• [Directions]
Repeat the data verbatim.

• [Given data]
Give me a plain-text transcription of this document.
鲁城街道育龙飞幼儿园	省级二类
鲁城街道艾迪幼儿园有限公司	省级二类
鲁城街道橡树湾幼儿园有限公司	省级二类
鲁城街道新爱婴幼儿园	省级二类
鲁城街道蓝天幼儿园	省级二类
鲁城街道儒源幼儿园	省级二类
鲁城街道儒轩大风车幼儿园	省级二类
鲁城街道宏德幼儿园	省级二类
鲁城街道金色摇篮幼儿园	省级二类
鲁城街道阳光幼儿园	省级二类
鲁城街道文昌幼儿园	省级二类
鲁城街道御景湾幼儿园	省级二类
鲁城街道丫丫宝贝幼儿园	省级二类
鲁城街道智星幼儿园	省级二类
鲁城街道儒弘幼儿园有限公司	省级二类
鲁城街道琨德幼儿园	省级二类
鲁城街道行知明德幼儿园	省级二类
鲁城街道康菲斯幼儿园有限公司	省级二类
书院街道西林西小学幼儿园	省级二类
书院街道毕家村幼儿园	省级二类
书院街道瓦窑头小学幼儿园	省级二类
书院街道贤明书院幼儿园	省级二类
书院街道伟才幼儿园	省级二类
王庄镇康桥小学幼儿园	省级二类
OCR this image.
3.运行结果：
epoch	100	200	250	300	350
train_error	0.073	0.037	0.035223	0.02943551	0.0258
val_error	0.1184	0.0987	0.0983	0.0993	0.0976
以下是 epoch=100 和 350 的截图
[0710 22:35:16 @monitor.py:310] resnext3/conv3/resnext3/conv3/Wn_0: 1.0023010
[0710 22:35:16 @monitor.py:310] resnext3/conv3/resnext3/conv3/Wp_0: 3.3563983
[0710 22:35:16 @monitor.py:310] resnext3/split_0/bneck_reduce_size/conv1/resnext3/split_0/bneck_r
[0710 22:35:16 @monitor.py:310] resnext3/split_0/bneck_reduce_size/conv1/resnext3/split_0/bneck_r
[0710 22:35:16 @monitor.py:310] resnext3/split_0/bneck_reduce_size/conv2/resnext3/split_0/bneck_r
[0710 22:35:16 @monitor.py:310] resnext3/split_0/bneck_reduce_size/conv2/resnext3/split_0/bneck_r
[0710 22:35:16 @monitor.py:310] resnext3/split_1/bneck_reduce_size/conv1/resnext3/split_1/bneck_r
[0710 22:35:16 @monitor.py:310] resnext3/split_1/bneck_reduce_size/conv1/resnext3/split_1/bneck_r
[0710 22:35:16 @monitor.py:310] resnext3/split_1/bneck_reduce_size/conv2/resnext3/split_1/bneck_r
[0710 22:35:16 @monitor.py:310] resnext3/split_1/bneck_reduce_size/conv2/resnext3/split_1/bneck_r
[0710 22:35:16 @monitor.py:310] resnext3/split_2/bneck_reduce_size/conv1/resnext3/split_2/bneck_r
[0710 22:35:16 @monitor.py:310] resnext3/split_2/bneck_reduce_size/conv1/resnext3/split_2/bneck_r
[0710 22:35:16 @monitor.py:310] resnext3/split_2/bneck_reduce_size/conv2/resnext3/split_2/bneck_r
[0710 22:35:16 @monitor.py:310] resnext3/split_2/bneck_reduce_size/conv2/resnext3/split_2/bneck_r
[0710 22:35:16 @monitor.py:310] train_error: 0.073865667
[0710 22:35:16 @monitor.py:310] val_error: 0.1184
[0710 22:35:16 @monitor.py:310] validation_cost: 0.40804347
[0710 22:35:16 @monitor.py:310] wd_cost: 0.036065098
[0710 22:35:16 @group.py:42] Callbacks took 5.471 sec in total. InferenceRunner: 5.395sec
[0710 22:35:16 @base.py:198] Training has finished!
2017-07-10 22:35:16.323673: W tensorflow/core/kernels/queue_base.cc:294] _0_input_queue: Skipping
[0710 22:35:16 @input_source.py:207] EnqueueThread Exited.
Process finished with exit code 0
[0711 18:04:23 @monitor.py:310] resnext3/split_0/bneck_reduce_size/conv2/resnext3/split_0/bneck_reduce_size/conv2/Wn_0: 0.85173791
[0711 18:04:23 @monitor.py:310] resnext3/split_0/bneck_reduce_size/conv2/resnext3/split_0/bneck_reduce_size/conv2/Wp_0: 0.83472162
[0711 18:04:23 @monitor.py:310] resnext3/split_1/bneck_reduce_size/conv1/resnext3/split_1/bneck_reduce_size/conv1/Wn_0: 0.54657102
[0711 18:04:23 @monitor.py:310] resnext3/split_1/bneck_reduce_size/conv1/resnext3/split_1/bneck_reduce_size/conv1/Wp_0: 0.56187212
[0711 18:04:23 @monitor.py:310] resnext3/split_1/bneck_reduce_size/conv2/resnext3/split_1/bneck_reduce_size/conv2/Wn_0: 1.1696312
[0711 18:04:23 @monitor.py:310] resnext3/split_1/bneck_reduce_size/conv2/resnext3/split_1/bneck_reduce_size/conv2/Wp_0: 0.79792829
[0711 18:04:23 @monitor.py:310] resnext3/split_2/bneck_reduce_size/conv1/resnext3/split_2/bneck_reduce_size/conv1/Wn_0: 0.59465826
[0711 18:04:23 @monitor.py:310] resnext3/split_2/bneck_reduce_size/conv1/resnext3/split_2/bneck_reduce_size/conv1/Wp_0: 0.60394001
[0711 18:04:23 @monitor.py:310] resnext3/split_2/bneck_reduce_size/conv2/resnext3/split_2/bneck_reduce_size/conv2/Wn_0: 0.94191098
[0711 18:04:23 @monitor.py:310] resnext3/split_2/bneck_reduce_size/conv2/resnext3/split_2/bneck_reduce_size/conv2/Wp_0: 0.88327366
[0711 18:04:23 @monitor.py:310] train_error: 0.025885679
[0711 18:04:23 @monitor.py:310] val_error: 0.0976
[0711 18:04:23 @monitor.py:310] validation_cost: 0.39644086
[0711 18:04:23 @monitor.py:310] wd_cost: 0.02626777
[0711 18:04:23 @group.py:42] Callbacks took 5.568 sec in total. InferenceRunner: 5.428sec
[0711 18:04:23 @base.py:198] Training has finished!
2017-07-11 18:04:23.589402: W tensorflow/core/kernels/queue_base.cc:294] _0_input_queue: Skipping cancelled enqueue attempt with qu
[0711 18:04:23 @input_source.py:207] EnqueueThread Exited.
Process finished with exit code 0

• [In response]
Give me a plain-text transcription of this document.
鲁城街道育龙飞幼儿园	省级二类
鲁城街道艾迪幼儿园有限公司	省级二类
鲁城街道橡树湾幼儿园有限公司	省级二类
鲁城街道新爱婴幼儿园	省级二类
鲁城街道蓝天幼儿园	省级二类
鲁城街道儒源幼儿园	省级二类
鲁城街道儒轩大风车幼儿园	省级二类
鲁城街道宏德幼儿园	省级二类
鲁城街道金色摇篮幼儿园	省级二类
鲁城街道阳光幼儿园	省级二类
鲁城街道文昌幼儿园	省级二类
鲁城街道御景湾幼儿园	省级二类
鲁城街道丫丫宝贝幼儿园	省级二类
鲁城街道智星幼儿园	省级二类
鲁城街道儒弘幼儿园有限公司	省级二类
鲁城街道琨德幼儿园	省级二类
鲁城街道行知明德幼儿园	省级二类
鲁城街道康菲斯幼儿园有限公司	省级二类
书院街道西林西小学幼儿园	省级二类
书院街道毕家村幼儿园	省级二类
书院街道瓦窑头小学幼儿园	省级二类
书院街道贤明书院幼儿园	省级二类
书院街道伟才幼儿园	省级二类
王庄镇康桥小学幼儿园	省级二类
OCR this image.
3.运行结果：
epoch	100	200	250	300	350
train_error	0.073	0.037	0.035223	0.02943551	0.0258
val_error	0.1184	0.0987	0.0983	0.0993	0.0976
以下是 epoch=100 和 350 的截图
[0710 22:35:16 @monitor.py:310] resnext3/conv3/resnext3/conv3/Wn_0: 1.0023010
[0710 22:35:16 @monitor.py:310] resnext3/conv3/resnext3/conv3/Wp_0: 3.3563983
[0710 22:35:16 @monitor.py:310] resnext3/split_0/bneck_reduce_size/conv1/resnext3/split_0/bneck_r
[0710 22:35:16 @monitor.py:310] resnext3/split_0/bneck_reduce_size/conv1/resnext3/split_0/bneck_r
[0710 22:35:16 @monitor.py:310] resnext3/split_0/bneck_reduce_size/conv2/resnext3/split_0/bneck_r
[0710 22:35:16 @monitor.py:310] resnext3/split_0/bneck_reduce_size/conv2/resnext3/split_0/bneck_r
[0710 22:35:16 @monitor.py:310] resnext3/split_1/bneck_reduce_size/conv1/resnext3/split_1/bneck_r
[0710 22:35:16 @monitor.py:310] resnext3/split_1/bneck_reduce_size/conv1/resnext3/split_1/bneck_r
[0710 22:35:16 @monitor.py:310] resnext3/split_1/bneck_reduce_size/conv2/resnext3/split_1/bneck_r
[0710 22:35:16 @monitor.py:310] resnext3/split_1/bneck_reduce_size/conv2/resnext3/split_1/bneck_r
[0710 22:35:16 @monitor.py:310] resnext3/split_2/bneck_reduce_size/conv1/resnext3/split_2/bneck_r
[0710 22:35:16 @monitor.py:310] resnext3/split_2/bneck_reduce_size/conv1/resnext3/split_2/bneck_r
[0710 22:35:16 @monitor.py:310] resnext3/split_2/bneck_reduce_size/conv2/resnext3/split_2/bneck_r
[0710 22:35:16 @monitor.py:310] resnext3/split_2/bneck_reduce_size/conv2/resnext3/split_2/bneck_r
[0710 22:35:16 @monitor.py:310] train_error: 0.073865667
[0710 22:35:16 @monitor.py:310] val_error: 0.1184
[0710 22:35:16 @monitor.py:310] validation_cost: 0.40804347
[0710 22:35:16 @monitor.py:310] wd_cost: 0.036065098
[0710 22:35:16 @group.py:42] Callbacks took 5.471 sec in total. InferenceRunner: 5.395sec
[0710 22:35:16 @base.py:198] Training has finished!
2017-07-10 22:35:16.323673: W tensorflow/core/kernels/queue_base.cc:294] _0_input_queue: Skipping
[0710 22:35:16 @input_source.py:207] EnqueueThread Exited.
Process finished with exit code 0
[0711 18:04:23 @monitor.py:310] resnext3/split_0/bneck_reduce_size/conv2/resnext3/split_0/bneck_reduce_size/conv2/Wn_0: 0.85173791
[0711 18:04:23 @monitor.py:310] resnext3/split_0/bneck_reduce_size/conv2/resnext3/split_0/bneck_reduce_size/conv2/Wp_0: 0.83472162
[0711 18:04:23 @monitor.py:310] resnext3/split_1/bneck_reduce_size/conv1/resnext3/split_1/bneck_reduce_size/conv1/Wn_0: 0.54657102
[0711 18:04:23 @monitor.py:310] resnext3/split_1/bneck_reduce_size/conv1/resnext3/split_1/bneck_reduce_size/conv1/Wp_0: 0.56187212
[0711 18:04:23 @monitor.py:310] resnext3/split_1/bneck_reduce_size/conv2/resnext3/split_1/bneck_reduce_size/conv2/Wn_0: 1.1696312
[0711 18:04:23 @monitor.py:310] resnext3/split_1/bneck_reduce_size/conv2/resnext3/split_1/bneck_reduce_size/conv2/Wp_0: 0.79792829
[0711 18:04:23 @monitor.py:310] resnext3/split_2/bneck_reduce_size/conv1/resnext3/split_2/bneck_reduce_size/conv1/Wn_0: 0.59465826
[0711 18:04:23 @monitor.py:310] resnext3/split_2/bneck_reduce_size/conv1/resnext3/split_2/bneck_reduce_size/conv1/Wp_0: 0.60394001
[0711 18:04:23 @monitor.py:310] resnext3/split_2/bneck_reduce_size/conv2/resnext3/split_2/bneck_reduce_size/conv2/Wn_0: 0.94191098
[0711 18:04:23 @monitor.py:310] resnext3/split_2/bneck_reduce_size/conv2/resnext3/split_2/bneck_reduce_size/conv2/Wp_0: 0.88327366
[0711 18:04:23 @monitor.py:310] train_error: 0.025885679
[0711 18:04:23 @monitor.py:310] val_error: 0.0976
[0711 18:04:23 @monitor.py:310] validation_cost: 0.39644086
[0711 18:04:23 @monitor.py:310] wd_cost: 0.02626777
[0711 18:04:23 @group.py:42] Callbacks took 5.568 sec in total. InferenceRunner: 5.428sec
[0711 18:04:23 @base.py:198] Training has finished!
2017-07-11 18:04:23.589402: W tensorflow/core/kernels/queue_base.cc:294] _0_input_queue: Skipping cancelled enqueue attempt with qu
[0711 18:04:23 @input_source.py:207] EnqueueThread Exited.
Process finished with exit code 0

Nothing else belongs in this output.